**Given task:**
Here are some records. Copy each one exactly.

Saved data entries:

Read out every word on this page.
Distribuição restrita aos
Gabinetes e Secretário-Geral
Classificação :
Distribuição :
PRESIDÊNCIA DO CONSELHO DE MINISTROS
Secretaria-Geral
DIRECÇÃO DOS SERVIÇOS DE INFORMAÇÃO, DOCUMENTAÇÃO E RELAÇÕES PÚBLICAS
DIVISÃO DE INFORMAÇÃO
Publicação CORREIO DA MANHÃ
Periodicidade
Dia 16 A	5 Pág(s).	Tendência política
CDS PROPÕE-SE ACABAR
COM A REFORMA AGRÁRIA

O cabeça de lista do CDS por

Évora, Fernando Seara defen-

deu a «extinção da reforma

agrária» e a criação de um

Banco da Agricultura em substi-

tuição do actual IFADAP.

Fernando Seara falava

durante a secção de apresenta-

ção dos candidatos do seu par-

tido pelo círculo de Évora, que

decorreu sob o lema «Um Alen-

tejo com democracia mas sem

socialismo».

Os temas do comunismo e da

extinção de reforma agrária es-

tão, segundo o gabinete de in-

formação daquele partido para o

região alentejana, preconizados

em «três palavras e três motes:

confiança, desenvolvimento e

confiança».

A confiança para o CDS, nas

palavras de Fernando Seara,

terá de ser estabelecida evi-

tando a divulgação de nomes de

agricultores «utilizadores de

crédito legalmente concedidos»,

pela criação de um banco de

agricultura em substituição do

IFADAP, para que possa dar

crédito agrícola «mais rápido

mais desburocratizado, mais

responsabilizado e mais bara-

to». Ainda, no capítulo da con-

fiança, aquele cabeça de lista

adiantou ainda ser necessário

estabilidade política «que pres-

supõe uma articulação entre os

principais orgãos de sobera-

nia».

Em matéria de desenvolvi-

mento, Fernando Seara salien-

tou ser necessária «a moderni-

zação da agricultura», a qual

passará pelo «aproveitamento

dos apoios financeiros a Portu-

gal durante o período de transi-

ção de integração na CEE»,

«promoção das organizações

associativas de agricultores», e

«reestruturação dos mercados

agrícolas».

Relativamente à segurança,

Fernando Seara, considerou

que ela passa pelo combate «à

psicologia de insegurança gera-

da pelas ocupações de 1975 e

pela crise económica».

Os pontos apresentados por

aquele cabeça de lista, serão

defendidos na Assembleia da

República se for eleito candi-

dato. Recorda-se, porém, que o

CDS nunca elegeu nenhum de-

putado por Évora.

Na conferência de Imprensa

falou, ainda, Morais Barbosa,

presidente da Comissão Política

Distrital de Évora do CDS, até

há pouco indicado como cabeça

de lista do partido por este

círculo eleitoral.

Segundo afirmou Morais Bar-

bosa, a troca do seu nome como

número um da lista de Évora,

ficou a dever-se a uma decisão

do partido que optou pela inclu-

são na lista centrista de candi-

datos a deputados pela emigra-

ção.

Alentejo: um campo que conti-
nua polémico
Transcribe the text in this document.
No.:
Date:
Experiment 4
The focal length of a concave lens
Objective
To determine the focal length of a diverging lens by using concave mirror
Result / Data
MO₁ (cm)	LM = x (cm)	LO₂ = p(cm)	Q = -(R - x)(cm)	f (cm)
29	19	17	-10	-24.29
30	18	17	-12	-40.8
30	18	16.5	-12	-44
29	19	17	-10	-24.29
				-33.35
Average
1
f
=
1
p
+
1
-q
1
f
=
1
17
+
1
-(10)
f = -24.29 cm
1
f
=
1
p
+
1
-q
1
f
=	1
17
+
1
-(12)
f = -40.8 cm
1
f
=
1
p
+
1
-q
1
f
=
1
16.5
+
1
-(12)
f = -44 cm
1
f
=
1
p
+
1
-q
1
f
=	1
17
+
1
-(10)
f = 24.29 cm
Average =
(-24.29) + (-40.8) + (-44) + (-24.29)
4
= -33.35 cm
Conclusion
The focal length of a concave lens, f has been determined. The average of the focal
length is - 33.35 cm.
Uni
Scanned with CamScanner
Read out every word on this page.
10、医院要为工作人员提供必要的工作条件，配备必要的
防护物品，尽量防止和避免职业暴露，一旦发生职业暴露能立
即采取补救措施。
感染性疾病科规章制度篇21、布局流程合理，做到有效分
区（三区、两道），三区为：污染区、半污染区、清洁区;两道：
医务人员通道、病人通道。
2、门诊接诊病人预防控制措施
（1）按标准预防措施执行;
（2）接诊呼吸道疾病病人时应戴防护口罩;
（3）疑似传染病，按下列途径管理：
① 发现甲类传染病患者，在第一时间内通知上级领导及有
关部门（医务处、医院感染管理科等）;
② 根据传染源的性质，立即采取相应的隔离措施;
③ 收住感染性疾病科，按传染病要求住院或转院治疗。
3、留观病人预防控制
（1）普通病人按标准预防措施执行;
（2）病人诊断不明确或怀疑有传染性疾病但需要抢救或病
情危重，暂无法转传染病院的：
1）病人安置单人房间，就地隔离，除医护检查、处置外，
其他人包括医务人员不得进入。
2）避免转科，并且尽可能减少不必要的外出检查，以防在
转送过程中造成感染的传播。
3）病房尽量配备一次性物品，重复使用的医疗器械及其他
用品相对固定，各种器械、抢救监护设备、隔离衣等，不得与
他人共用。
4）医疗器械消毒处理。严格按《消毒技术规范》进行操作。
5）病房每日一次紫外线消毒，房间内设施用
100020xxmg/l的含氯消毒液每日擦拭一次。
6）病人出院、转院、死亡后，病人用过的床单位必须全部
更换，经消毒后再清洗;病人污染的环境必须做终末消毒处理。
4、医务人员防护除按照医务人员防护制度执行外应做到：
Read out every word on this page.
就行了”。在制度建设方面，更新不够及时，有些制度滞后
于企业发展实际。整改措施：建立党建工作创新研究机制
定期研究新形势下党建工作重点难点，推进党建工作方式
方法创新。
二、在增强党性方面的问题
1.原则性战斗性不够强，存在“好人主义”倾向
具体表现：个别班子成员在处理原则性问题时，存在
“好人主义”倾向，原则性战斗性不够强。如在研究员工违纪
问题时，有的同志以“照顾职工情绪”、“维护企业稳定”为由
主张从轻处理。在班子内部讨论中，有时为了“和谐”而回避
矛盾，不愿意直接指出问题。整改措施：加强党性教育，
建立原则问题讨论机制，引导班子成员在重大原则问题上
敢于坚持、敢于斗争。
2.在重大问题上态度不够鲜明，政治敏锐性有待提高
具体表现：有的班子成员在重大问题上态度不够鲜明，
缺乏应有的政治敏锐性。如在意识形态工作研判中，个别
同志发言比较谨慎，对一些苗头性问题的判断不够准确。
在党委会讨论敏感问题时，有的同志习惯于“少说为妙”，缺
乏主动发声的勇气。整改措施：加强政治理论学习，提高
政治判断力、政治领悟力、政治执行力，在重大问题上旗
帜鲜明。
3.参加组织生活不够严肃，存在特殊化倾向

**Worked solution:**
Read out every word on this page.
Distribuição restrita aos
Gabinetes e Secretário-Geral
Classificação :
Distribuição :
PRESIDÊNCIA DO CONSELHO DE MINISTROS
Secretaria-Geral
DIRECÇÃO DOS SERVIÇOS DE INFORMAÇÃO, DOCUMENTAÇÃO E RELAÇÕES PÚBLICAS
DIVISÃO DE INFORMAÇÃO
Publicação CORREIO DA MANHÃ
Periodicidade
Dia 16 A	5 Pág(s).	Tendência política
CDS PROPÕE-SE ACABAR
COM A REFORMA AGRÁRIA

O cabeça de lista do CDS por

Évora, Fernando Seara defen-

deu a «extinção da reforma

agrária» e a criação de um

Banco da Agricultura em substi-

tuição do actual IFADAP.

Fernando Seara falava

durante a secção de apresenta-

ção dos candidatos do seu par-

tido pelo círculo de Évora, que

decorreu sob o lema «Um Alen-

tejo com democracia mas sem

socialismo».

Os temas do comunismo e da

extinção de reforma agrária es-

tão, segundo o gabinete de in-

formação daquele partido para o

região alentejana, preconizados

em «três palavras e três motes:

confiança, desenvolvimento e

confiança».

A confiança para o CDS, nas

palavras de Fernando Seara,

terá de ser estabelecida evi-

tando a divulgação de nomes de

agricultores «utilizadores de

crédito legalmente concedidos»,

pela criação de um banco de

agricultura em substituição do

IFADAP, para que possa dar

crédito agrícola «mais rápido

mais desburocratizado, mais

responsabilizado e mais bara-

to». Ainda, no capítulo da con-

fiança, aquele cabeça de lista

adiantou ainda ser necessário

estabilidade política «que pres-

supõe uma articulação entre os

principais orgãos de sobera-

nia».

Em matéria de desenvolvi-

mento, Fernando Seara salien-

tou ser necessária «a moderni-

zação da agricultura», a qual

passará pelo «aproveitamento

dos apoios financeiros a Portu-

gal durante o período de transi-

ção de integração na CEE»,

«promoção das organizações

associativas de agricultores», e

«reestruturação dos mercados

agrícolas».

Relativamente à segurança,

Fernando Seara, considerou

que ela passa pelo combate «à

psicologia de insegurança gera-

da pelas ocupações de 1975 e

pela crise económica».

Os pontos apresentados por

aquele cabeça de lista, serão

defendidos na Assembleia da

República se for eleito candi-

dato. Recorda-se, porém, que o

CDS nunca elegeu nenhum de-

putado por Évora.

Na conferência de Imprensa

falou, ainda, Morais Barbosa,

presidente da Comissão Política

Distrital de Évora do CDS, até

há pouco indicado como cabeça

de lista do partido por este

círculo eleitoral.

Segundo afirmou Morais Bar-

bosa, a troca do seu nome como

número um da lista de Évora,

ficou a dever-se a uma decisão

do partido que optou pela inclu-

são na lista centrista de candi-

datos a deputados pela emigra-

ção.

Alentejo: um campo que conti-
nua polémico
Transcribe the text in this document.
No.:
Date:
Experiment 4
The focal length of a concave lens
Objective
To determine the focal length of a diverging lens by using concave mirror
Result / Data
MO₁ (cm)	LM = x (cm)	LO₂ = p(cm)	Q = -(R - x)(cm)	f (cm)
29	19	17	-10	-24.29
30	18	17	-12	-40.8
30	18	16.5	-12	-44
29	19	17	-10	-24.29
				-33.35
Average
1
f
=
1
p
+
1
-q
1
f
=
1
17
+
1
-(10)
f = -24.29 cm
1
f
=
1
p
+
1
-q
1
f
=	1
17
+
1
-(12)
f = -40.8 cm
1
f
=
1
p
+
1
-q
1
f
=
1
16.5
+
1
-(12)
f = -44 cm
1
f
=
1
p
+
1
-q
1
f
=	1
17
+
1
-(10)
f = 24.29 cm
Average =
(-24.29) + (-40.8) + (-44) + (-24.29)
4
= -33.35 cm
Conclusion
The focal length of a concave lens, f has been determined. The average of the focal
length is - 33.35 cm.
Uni
Scanned with CamScanner
Read out every word on this page.
10、医院要为工作人员提供必要的工作条件，配备必要的
防护物品，尽量防止和避免职业暴露，一旦发生职业暴露能立
即采取补救措施。
感染性疾病科规章制度篇21、布局流程合理，做到有效分
区（三区、两道），三区为：污染区、半污染区、清洁区;两道：
医务人员通道、病人通道。
2、门诊接诊病人预防控制措施
（1）按标准预防措施执行;
（2）接诊呼吸道疾病病人时应戴防护口罩;
（3）疑似传染病，按下列途径管理：
① 发现甲类传染病患者，在第一时间内通知上级领导及有
关部门（医务处、医院感染管理科等）;
② 根据传染源的性质，立即采取相应的隔离措施;
③ 收住感染性疾病科，按传染病要求住院或转院治疗。
3、留观病人预防控制
（1）普通病人按标准预防措施执行;
（2）病人诊断不明确或怀疑有传染性疾病但需要抢救或病
情危重，暂无法转传染病院的：
1）病人安置单人房间，就地隔离，除医护检查、处置外，
其他人包括医务人员不得进入。
2）避免转科，并且尽可能减少不必要的外出检查，以防在
转送过程中造成感染的传播。
3）病房尽量配备一次性物品，重复使用的医疗器械及其他
用品相对固定，各种器械、抢救监护设备、隔离衣等，不得与
他人共用。
4）医疗器械消毒处理。严格按《消毒技术规范》进行操作。
5）病房每日一次紫外线消毒，房间内设施用
100020xxmg/l的含氯消毒液每日擦拭一次。
6）病人出院、转院、死亡后，病人用过的床单位必须全部
更换，经消毒后再清洗;病人污染的环境必须做终末消毒处理。
4、医务人员防护除按照医务人员防护制度执行外应做到：
Read out every word on this page.
就行了”。在制度建设方面，更新不够及时，有些制度滞后
于企业发展实际。整改措施：建立党建工作创新研究机制
定期研究新形势下党建工作重点难点，推进党建工作方式
方法创新。
二、在增强党性方面的问题
1.原则性战斗性不够强，存在“好人主义”倾向
具体表现：个别班子成员在处理原则性问题时，存在
“好人主义”倾向，原则性战斗性不够强。如在研究员工违纪
问题时，有的同志以“照顾职工情绪”、“维护企业稳定”为由
主张从轻处理。在班子内部讨论中，有时为了“和谐”而回避
矛盾，不愿意直接指出问题。整改措施：加强党性教育，
建立原则问题讨论机制，引导班子成员在重大原则问题上
敢于坚持、敢于斗争。
2.在重大问题上态度不够鲜明，政治敏锐性有待提高
具体表现：有的班子成员在重大问题上态度不够鲜明，
缺乏应有的政治敏锐性。如在意识形态工作研判中，个别
同志发言比较谨慎，对一些苗头性问题的判断不够准确。
在党委会讨论敏感问题时，有的同志习惯于“少说为妙”，缺
乏主动发声的勇气。整改措施：加强政治理论学习，提高
政治判断力、政治领悟力、政治执行力，在重大问题上旗
帜鲜明。
3.参加组织生活不够严肃，存在特殊化倾向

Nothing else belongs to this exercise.